→ **What is being asked**: Only the closing portion of the entries is to be reproduced: the line containing "Transcribe the text in this document." through the very last line, exactly as written.

Data items:
********

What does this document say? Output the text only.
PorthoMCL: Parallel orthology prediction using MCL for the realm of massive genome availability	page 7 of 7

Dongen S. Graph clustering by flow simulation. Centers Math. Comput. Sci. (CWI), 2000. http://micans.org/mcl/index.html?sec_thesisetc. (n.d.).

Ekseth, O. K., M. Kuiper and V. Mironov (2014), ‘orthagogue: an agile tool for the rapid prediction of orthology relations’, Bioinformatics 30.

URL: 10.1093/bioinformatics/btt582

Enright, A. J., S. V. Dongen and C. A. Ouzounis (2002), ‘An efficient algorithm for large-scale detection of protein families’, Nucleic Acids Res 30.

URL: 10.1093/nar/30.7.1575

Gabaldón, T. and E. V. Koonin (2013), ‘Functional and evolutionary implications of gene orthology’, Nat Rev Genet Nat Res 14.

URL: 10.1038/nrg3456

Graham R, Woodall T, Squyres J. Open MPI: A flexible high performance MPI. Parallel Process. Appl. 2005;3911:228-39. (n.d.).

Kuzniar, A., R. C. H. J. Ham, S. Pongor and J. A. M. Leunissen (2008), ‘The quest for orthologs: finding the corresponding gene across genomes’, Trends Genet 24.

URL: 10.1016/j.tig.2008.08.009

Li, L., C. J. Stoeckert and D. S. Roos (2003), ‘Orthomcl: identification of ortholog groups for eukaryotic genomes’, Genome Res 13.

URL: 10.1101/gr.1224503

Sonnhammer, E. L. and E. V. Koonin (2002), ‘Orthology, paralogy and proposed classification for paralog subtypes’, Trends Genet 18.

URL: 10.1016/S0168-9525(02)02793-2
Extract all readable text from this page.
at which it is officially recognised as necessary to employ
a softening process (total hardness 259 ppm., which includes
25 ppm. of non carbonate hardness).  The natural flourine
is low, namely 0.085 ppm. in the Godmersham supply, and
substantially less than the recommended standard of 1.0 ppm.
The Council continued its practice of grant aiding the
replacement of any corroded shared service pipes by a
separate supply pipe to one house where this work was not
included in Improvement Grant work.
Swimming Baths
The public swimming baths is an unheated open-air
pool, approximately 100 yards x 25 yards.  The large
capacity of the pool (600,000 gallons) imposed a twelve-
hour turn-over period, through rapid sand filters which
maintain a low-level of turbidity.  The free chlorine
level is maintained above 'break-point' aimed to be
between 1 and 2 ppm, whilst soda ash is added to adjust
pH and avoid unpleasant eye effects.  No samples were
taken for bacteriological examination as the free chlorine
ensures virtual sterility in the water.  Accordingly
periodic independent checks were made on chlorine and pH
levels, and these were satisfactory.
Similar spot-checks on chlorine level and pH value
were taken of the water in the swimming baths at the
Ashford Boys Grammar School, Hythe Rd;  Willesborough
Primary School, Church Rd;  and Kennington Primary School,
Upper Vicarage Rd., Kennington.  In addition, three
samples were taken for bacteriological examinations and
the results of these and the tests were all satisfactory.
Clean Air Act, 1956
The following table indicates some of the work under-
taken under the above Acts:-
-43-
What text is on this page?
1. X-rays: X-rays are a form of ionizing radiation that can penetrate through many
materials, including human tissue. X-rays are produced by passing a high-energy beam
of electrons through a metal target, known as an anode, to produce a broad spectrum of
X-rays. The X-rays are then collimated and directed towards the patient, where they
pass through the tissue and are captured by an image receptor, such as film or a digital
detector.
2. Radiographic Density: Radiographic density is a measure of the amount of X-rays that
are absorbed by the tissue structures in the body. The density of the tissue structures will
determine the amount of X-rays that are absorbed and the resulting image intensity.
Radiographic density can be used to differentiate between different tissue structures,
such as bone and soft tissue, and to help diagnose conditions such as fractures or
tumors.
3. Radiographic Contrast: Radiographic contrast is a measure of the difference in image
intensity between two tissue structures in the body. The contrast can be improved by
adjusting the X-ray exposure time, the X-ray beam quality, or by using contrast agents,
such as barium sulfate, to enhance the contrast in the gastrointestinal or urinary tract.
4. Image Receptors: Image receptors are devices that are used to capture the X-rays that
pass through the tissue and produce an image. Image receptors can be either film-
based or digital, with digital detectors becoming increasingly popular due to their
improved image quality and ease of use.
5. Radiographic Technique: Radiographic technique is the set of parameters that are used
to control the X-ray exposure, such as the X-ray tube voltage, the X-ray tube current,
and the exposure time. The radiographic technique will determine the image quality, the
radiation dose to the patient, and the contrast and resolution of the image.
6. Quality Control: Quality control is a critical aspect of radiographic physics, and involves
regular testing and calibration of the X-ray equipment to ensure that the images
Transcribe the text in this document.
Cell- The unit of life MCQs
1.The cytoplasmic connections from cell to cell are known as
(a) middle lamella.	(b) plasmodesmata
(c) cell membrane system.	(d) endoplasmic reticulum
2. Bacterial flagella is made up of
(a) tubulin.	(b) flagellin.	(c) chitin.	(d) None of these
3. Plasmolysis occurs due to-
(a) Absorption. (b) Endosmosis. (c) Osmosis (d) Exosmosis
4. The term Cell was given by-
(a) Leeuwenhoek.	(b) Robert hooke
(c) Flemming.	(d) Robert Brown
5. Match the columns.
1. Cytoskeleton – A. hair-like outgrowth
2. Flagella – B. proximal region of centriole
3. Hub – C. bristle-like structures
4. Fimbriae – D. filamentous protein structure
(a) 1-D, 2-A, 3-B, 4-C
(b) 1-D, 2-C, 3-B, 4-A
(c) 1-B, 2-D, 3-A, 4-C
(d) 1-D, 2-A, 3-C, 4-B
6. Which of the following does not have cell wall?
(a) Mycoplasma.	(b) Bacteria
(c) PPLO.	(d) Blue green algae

********

→ **Answer section**:
Transcribe the text in this document.
Cell- The unit of life MCQs
1.The cytoplasmic connections from cell to cell are known as
(a) middle lamella.	(b) plasmodesmata
(c) cell membrane system.	(d) endoplasmic reticulum
2. Bacterial flagella is made up of
(a) tubulin.	(b) flagellin.	(c) chitin.	(d) None of these
3. Plasmolysis occurs due to-
(a) Absorption. (b) Endosmosis. (c) Osmosis (d) Exosmosis
4. The term Cell was given by-
(a) Leeuwenhoek.	(b) Robert hooke
(c) Flemming.	(d) Robert Brown
5. Match the columns.
1. Cytoskeleton – A. hair-like outgrowth
2. Flagella – B. proximal region of centriole
3. Hub – C. bristle-like structures
4. Fimbriae – D. filamentous protein structure
(a) 1-D, 2-A, 3-B, 4-C
(b) 1-D, 2-C, 3-B, 4-A
(c) 1-B, 2-D, 3-A, 4-C
(d) 1-D, 2-A, 3-C, 4-B
6. Which of the following does not have cell wall?
(a) Mycoplasma.	(b) Bacteria
(c) PPLO.	(d) Blue green algae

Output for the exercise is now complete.